▶
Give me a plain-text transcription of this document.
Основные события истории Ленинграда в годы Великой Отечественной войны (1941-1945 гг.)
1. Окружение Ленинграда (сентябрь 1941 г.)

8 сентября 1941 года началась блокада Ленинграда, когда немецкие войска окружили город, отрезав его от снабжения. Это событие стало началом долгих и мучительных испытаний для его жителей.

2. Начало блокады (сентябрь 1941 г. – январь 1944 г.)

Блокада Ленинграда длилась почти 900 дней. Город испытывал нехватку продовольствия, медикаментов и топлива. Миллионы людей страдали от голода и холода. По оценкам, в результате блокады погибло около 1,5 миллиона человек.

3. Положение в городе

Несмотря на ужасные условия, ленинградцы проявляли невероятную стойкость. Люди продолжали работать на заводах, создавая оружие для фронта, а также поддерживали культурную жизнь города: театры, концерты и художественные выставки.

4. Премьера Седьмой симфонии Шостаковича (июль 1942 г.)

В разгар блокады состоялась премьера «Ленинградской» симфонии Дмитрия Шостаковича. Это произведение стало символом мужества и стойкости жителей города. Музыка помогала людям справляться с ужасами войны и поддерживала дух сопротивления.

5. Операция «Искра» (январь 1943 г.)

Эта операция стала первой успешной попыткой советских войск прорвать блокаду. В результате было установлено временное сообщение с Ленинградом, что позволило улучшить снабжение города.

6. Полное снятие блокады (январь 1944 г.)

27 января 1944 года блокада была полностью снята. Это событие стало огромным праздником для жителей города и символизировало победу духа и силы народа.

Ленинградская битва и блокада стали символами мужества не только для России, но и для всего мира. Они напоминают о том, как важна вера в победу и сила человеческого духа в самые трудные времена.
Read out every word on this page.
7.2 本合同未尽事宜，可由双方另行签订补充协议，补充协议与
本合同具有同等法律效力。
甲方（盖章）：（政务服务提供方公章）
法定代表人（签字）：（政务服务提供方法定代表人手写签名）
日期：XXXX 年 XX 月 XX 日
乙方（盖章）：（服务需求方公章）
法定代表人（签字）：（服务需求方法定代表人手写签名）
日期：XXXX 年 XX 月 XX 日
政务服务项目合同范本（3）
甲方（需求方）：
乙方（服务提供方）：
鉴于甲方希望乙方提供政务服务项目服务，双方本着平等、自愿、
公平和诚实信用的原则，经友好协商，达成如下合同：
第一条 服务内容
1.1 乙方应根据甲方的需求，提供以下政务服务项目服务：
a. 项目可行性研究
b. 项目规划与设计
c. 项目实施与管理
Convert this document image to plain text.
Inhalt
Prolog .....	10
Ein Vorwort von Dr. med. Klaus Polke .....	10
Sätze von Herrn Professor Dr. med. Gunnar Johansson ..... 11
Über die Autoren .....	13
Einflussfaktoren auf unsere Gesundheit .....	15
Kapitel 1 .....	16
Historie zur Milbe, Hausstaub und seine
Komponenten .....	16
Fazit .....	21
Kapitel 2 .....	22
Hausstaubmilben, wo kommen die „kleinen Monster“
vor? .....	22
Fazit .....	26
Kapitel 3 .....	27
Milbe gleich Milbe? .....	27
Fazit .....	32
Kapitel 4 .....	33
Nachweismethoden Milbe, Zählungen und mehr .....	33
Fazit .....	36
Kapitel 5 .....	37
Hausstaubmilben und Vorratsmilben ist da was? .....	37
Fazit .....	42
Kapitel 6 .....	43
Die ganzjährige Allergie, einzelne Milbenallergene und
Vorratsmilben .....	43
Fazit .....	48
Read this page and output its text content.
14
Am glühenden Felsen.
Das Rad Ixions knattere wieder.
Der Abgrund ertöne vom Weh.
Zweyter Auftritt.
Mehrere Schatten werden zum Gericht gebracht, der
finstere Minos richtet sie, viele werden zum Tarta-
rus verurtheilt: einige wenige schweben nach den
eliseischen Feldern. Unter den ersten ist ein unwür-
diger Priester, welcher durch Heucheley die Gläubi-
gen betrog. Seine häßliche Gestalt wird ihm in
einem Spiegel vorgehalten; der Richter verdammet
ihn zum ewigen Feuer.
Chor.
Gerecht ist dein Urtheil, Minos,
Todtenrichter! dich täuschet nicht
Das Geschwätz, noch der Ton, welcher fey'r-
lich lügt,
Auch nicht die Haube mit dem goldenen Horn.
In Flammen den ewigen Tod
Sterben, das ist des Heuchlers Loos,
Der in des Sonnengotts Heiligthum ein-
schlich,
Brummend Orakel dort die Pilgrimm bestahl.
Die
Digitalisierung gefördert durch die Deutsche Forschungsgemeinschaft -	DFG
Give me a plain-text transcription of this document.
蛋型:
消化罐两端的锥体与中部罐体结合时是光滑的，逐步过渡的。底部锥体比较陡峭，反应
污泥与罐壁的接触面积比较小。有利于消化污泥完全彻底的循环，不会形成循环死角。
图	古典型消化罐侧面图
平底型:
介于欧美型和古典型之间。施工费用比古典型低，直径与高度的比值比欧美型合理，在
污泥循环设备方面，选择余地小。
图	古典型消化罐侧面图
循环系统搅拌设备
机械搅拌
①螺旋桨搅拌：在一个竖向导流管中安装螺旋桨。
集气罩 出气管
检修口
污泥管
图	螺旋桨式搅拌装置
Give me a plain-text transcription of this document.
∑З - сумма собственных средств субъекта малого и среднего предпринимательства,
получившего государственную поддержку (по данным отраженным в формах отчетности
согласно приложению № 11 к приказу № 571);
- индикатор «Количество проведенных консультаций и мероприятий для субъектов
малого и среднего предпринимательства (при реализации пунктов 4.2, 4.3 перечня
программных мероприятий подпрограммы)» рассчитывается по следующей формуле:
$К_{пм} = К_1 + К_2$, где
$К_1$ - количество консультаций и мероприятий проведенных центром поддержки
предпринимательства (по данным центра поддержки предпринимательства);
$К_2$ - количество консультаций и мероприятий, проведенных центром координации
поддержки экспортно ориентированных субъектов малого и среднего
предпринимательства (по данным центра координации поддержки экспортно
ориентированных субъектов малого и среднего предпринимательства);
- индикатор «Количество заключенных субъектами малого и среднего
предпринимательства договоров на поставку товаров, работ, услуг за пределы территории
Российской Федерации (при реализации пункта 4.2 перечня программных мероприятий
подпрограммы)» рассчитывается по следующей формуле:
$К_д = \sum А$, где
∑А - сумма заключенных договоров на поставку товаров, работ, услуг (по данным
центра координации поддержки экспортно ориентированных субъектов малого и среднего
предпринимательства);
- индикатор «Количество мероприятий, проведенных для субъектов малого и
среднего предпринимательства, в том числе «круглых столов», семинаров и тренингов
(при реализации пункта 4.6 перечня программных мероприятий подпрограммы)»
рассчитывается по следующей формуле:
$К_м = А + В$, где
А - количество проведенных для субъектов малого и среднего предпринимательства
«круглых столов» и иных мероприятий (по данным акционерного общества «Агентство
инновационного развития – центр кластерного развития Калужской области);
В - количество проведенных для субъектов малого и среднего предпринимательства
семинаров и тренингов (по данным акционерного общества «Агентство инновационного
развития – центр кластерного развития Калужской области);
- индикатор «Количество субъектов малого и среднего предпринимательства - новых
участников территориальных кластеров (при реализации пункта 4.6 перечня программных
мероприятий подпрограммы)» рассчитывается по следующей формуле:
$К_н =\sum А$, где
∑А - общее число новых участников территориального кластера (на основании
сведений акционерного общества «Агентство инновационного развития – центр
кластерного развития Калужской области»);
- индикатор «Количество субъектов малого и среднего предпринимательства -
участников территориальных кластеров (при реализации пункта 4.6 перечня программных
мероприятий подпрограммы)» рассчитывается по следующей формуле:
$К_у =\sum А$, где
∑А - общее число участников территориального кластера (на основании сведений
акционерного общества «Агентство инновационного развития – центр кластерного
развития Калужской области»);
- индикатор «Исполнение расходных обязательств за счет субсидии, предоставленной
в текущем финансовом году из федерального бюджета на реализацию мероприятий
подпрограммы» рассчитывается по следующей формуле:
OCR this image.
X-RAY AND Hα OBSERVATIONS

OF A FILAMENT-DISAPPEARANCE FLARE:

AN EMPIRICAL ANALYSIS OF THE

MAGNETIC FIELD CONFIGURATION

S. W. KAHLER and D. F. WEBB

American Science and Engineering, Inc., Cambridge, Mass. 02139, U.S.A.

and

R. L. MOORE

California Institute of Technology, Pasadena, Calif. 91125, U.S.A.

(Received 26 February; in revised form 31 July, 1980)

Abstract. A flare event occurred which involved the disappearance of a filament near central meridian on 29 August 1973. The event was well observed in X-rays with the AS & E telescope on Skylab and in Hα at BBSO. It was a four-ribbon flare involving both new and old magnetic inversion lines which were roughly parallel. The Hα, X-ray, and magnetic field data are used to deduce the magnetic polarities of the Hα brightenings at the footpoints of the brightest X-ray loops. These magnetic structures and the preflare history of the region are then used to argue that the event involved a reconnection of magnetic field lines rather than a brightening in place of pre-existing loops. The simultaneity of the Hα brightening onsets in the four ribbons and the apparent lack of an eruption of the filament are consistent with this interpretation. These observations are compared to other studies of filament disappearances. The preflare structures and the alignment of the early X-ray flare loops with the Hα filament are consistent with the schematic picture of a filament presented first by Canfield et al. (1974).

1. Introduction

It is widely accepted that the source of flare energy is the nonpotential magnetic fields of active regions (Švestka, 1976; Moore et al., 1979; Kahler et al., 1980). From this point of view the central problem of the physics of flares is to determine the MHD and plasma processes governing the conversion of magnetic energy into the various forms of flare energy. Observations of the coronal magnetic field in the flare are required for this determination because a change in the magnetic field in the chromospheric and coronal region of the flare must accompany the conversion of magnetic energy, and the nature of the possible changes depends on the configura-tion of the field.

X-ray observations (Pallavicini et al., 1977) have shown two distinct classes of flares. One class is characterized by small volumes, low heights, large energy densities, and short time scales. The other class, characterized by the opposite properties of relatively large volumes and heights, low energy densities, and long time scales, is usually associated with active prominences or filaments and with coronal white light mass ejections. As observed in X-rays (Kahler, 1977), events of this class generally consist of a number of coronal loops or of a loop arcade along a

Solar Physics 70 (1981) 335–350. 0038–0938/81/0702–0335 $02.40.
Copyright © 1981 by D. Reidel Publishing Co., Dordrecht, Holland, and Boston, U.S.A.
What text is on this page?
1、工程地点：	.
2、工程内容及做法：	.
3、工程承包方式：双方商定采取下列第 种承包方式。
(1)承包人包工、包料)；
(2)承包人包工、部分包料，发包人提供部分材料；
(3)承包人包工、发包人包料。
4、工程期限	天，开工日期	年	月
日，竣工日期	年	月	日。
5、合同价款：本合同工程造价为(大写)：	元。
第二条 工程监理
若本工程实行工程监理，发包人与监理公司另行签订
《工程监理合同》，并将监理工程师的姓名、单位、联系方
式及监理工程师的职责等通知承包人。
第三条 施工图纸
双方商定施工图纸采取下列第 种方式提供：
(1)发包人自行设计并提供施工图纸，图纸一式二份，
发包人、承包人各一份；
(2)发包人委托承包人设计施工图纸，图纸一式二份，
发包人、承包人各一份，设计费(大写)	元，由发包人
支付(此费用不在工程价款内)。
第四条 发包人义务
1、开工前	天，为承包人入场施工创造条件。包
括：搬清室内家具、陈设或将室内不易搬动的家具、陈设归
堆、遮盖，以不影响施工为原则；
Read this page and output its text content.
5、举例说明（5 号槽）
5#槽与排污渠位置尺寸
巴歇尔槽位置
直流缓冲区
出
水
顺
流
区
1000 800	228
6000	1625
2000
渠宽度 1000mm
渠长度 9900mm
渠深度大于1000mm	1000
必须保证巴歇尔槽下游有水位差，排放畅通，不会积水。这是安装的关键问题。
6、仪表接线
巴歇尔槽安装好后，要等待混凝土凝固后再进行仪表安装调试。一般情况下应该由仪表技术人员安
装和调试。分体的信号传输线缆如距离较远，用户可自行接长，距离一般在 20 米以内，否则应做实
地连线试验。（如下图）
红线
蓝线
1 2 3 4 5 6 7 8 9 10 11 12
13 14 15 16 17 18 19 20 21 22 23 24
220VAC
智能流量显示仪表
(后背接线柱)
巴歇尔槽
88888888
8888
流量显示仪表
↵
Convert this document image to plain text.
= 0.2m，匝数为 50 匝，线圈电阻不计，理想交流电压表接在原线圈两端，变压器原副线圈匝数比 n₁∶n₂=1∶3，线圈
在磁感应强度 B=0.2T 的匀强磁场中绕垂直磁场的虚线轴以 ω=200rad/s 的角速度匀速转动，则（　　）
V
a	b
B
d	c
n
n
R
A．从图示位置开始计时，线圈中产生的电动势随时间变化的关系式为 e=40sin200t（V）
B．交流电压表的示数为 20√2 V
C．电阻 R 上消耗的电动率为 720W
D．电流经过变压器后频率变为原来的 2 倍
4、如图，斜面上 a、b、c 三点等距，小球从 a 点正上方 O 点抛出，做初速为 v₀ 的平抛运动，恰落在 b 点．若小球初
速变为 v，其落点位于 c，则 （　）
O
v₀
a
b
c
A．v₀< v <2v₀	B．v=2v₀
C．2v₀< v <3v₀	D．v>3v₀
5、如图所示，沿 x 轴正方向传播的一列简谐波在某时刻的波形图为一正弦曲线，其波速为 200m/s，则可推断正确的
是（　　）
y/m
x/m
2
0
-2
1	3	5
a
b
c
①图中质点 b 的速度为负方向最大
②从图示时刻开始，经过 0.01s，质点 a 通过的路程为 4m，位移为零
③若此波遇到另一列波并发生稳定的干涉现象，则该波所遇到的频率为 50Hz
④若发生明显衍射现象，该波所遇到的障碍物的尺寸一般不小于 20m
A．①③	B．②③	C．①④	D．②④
◀
_Exercise directions_. Determine the number of lines in the entries above where the string "page" appears. Answer with the number alone.

_Solution_. 4